Written task: Copy out the two entries below word for word, leaving out the pictures.

Data rows:
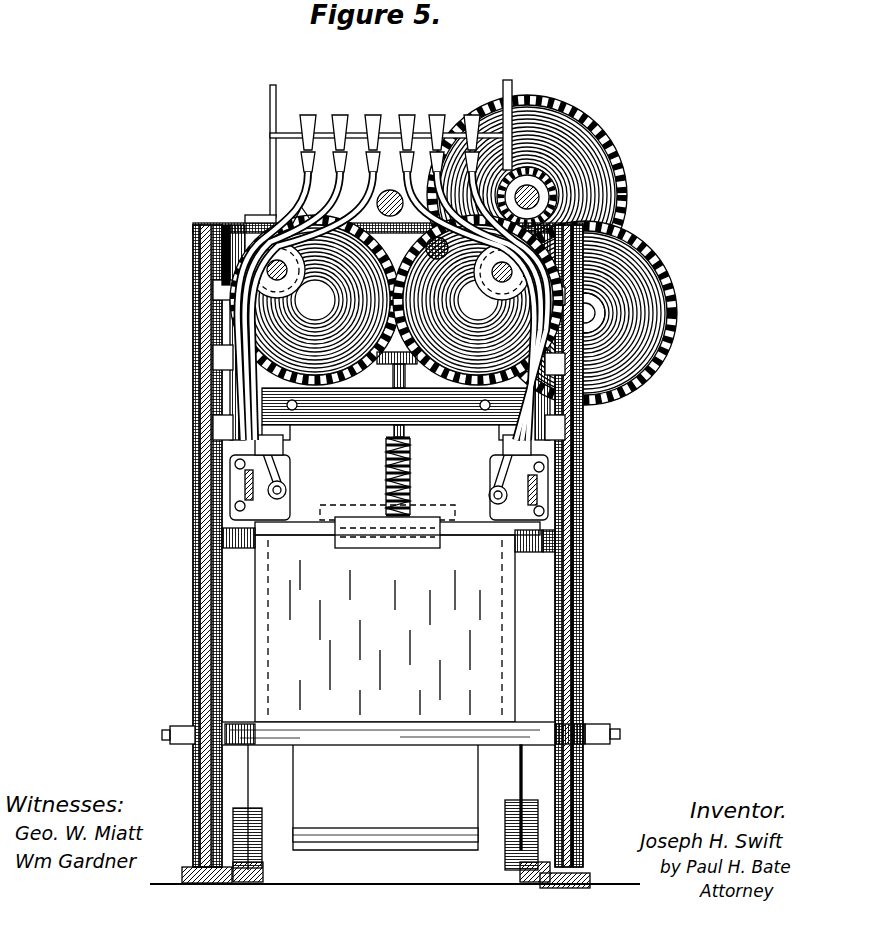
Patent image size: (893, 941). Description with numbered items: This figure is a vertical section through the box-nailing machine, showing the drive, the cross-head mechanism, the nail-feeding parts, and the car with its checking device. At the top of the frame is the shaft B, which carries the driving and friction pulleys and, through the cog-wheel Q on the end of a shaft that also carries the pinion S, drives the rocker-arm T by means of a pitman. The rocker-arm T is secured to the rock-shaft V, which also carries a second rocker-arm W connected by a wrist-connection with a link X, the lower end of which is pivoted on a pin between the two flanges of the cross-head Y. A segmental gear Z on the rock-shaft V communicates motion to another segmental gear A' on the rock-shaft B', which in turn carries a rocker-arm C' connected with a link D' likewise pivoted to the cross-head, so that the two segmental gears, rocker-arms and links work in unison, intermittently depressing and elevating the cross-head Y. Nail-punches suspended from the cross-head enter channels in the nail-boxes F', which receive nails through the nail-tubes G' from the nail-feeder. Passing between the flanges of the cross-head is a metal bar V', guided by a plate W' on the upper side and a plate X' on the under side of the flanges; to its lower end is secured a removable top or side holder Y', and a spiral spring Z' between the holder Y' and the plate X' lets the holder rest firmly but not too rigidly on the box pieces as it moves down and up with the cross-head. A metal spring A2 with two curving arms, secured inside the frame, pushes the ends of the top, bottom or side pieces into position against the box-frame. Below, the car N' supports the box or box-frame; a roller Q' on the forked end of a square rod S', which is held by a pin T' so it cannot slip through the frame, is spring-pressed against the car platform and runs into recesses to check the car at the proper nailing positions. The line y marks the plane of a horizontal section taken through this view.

The shaft B is at (378, 142).
The nail-tubes G' is at (393, 264).
The cog-wheel Q is at (527, 195).
The pinion S is at (527, 191).
The rocker-arm T is at (303, 214).
The rock-shaft V is at (186, 546).
The rocker-arm W is at (183, 332).
The link X is at (168, 338).
The segmental gear Z is at (315, 300).
The segmental gear A' is at (478, 300).
The rock-shaft B' is at (389, 271).
The plate W' is at (382, 367).
The bar or rod V' is at (404, 375).
The cross-head Y is at (394, 414).
The plate X' is at (417, 440).
The spiral spring Z' is at (382, 476).
The top or side holder Y' is at (397, 514).
The nail-boxes F' is at (389, 477).
The rocker-arm C' is at (657, 326).
The link D' is at (607, 323).
The line y y is at (545, 530).
The metal spring A2 is at (180, 628).
The car N' is at (388, 744).
The rod or bar S' is at (398, 735).
The pin T' is at (390, 734).
The roller Q' is at (389, 813).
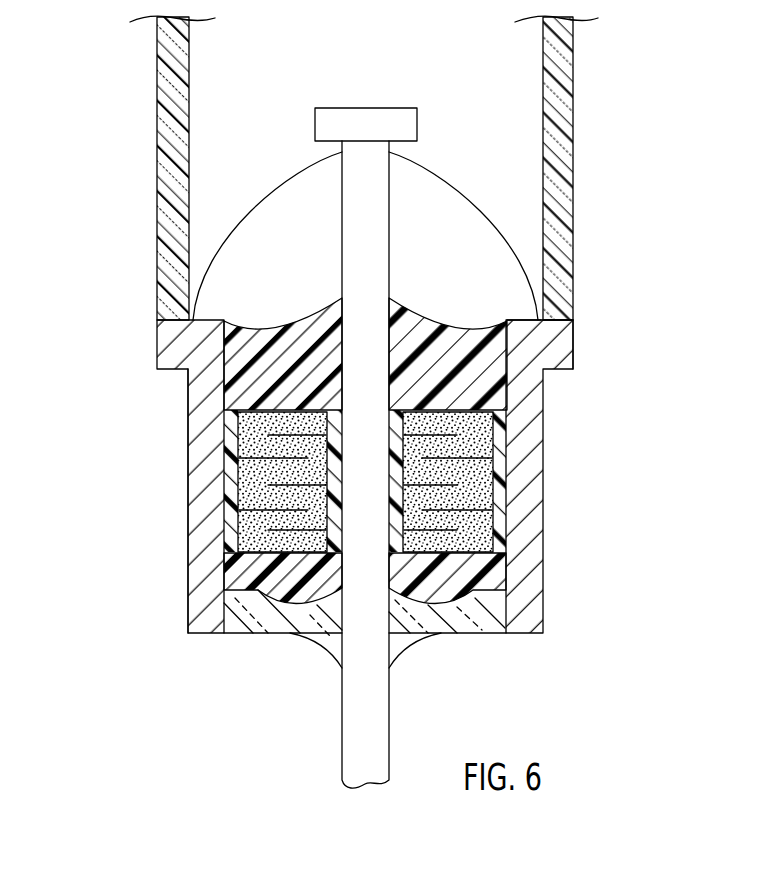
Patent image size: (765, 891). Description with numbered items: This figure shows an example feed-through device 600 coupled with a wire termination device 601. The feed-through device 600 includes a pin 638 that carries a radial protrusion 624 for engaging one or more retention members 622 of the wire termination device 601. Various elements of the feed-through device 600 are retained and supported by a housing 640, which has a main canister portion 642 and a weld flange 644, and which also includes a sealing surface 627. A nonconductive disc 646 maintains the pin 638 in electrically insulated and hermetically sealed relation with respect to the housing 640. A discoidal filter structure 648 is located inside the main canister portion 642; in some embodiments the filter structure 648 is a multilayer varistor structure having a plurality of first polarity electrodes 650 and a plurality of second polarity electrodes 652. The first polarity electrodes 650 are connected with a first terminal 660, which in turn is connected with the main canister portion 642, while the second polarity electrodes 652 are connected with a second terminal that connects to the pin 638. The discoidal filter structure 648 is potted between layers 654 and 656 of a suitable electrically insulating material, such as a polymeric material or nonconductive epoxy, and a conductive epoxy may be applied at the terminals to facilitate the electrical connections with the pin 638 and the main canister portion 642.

The feed-through device 600 is at (116, 490).
The wire termination device 601 is at (155, 160).
The retention members 622 is at (275, 190).
The radial protrusion 624 is at (417, 118).
The sealing surface 627 is at (525, 316).
The pin 638 is at (380, 236).
The housing 640 is at (569, 556).
The main canister portion 642 is at (188, 583).
The weld flange 644 is at (573, 348).
The nonconductive disc 646 is at (443, 637).
The discoidal filter structure 648 is at (445, 405).
The first polarity electrodes 650 is at (268, 505).
The second polarity electrodes 652 is at (457, 483).
The layer of electrically insulating material 654 is at (300, 321).
The layer of electrically insulating material 656 is at (305, 600).
The first terminal 660 is at (498, 493).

Expected answer:
Patent image size: (893, 941). Description with numbered items: This figure is a vertical section through the box-nailing machine, showing the drive, the cross-head mechanism, the nail-feeding parts, and the car with its checking device. At the top of the frame is the shaft B, which carries the driving and friction pulleys and, through the cog-wheel Q on the end of a shaft that also carries the pinion S, drives the rocker-arm T by means of a pitman. The rocker-arm T is secured to the rock-shaft V, which also carries a second rocker-arm W connected by a wrist-connection with a link X, the lower end of which is pivoted on a pin between the two flanges of the cross-head Y. A segmental gear Z on the rock-shaft V communicates motion to another segmental gear A' on the rock-shaft B', which in turn carries a rocker-arm C' connected with a link D' likewise pivoted to the cross-head, so that the two segmental gears, rocker-arms and links work in unison, intermittently depressing and elevating the cross-head Y. Nail-punches suspended from the cross-head enter channels in the nail-boxes F', which receive nails through the nail-tubes G' from the nail-feeder. Passing between the flanges of the cross-head is a metal bar V', guided by a plate W' on the upper side and a plate X' on the under side of the flanges; to its lower end is secured a removable top or side holder Y', and a spiral spring Z' between the holder Y' and the plate X' lets the holder rest firmly but not too rigidly on the box pieces as it moves down and up with the cross-head. A metal spring A2 with two curving arms, secured inside the frame, pushes the ends of the top, bottom or side pieces into position against the box-frame. Below, the car N' supports the box or box-frame; a roller Q' on the forked end of a square rod S', which is held by a pin T' so it cannot slip through the frame, is spring-pressed against the car platform and runs into recesses to check the car at the proper nailing positions. The line y marks the plane of a horizontal section taken through this view.

The shaft B is at (378, 142).
The nail-tubes G' is at (393, 264).
The cog-wheel Q is at (527, 195).
The pinion S is at (527, 191).
The rocker-arm T is at (303, 214).
The rock-shaft V is at (186, 546).
The rocker-arm W is at (183, 332).
The link X is at (168, 338).
The segmental gear Z is at (315, 300).
The segmental gear A' is at (478, 300).
The rock-shaft B' is at (389, 271).
The plate W' is at (382, 367).
The bar or rod V' is at (404, 375).
The cross-head Y is at (394, 414).
The plate X' is at (417, 440).
The spiral spring Z' is at (382, 476).
The top or side holder Y' is at (397, 514).
The nail-boxes F' is at (389, 477).
The rocker-arm C' is at (657, 326).
The link D' is at (607, 323).
The line y y is at (545, 530).
The metal spring A2 is at (180, 628).
The car N' is at (388, 744).
The rod or bar S' is at (398, 735).
The pin T' is at (390, 734).
The roller Q' is at (389, 813).
Patent image size: (765, 891). Description with numbered items: This figure shows an example feed-through device 600 coupled with a wire termination device 601. The feed-through device 600 includes a pin 638 that carries a radial protrusion 624 for engaging one or more retention members 622 of the wire termination device 601. Various elements of the feed-through device 600 are retained and supported by a housing 640, which has a main canister portion 642 and a weld flange 644, and which also includes a sealing surface 627. A nonconductive disc 646 maintains the pin 638 in electrically insulated and hermetically sealed relation with respect to the housing 640. A discoidal filter structure 648 is located inside the main canister portion 642; in some embodiments the filter structure 648 is a multilayer varistor structure having a plurality of first polarity electrodes 650 and a plurality of second polarity electrodes 652. The first polarity electrodes 650 are connected with a first terminal 660, which in turn is connected with the main canister portion 642, while the second polarity electrodes 652 are connected with a second terminal that connects to the pin 638. The discoidal filter structure 648 is potted between layers 654 and 656 of a suitable electrically insulating material, such as a polymeric material or nonconductive epoxy, and a conductive epoxy may be applied at the terminals to facilitate the electrical connections with the pin 638 and the main canister portion 642.

The feed-through device 600 is at (116, 490).
The wire termination device 601 is at (155, 160).
The retention members 622 is at (275, 190).
The radial protrusion 624 is at (417, 118).
The sealing surface 627 is at (525, 316).
The pin 638 is at (380, 236).
The housing 640 is at (569, 556).
The main canister portion 642 is at (188, 583).
The weld flange 644 is at (573, 348).
The nonconductive disc 646 is at (443, 637).
The discoidal filter structure 648 is at (445, 405).
The first polarity electrodes 650 is at (268, 505).
The second polarity electrodes 652 is at (457, 483).
The layer of electrically insulating material 654 is at (300, 321).
The layer of electrically insulating material 656 is at (305, 600).
The first terminal 660 is at (498, 493).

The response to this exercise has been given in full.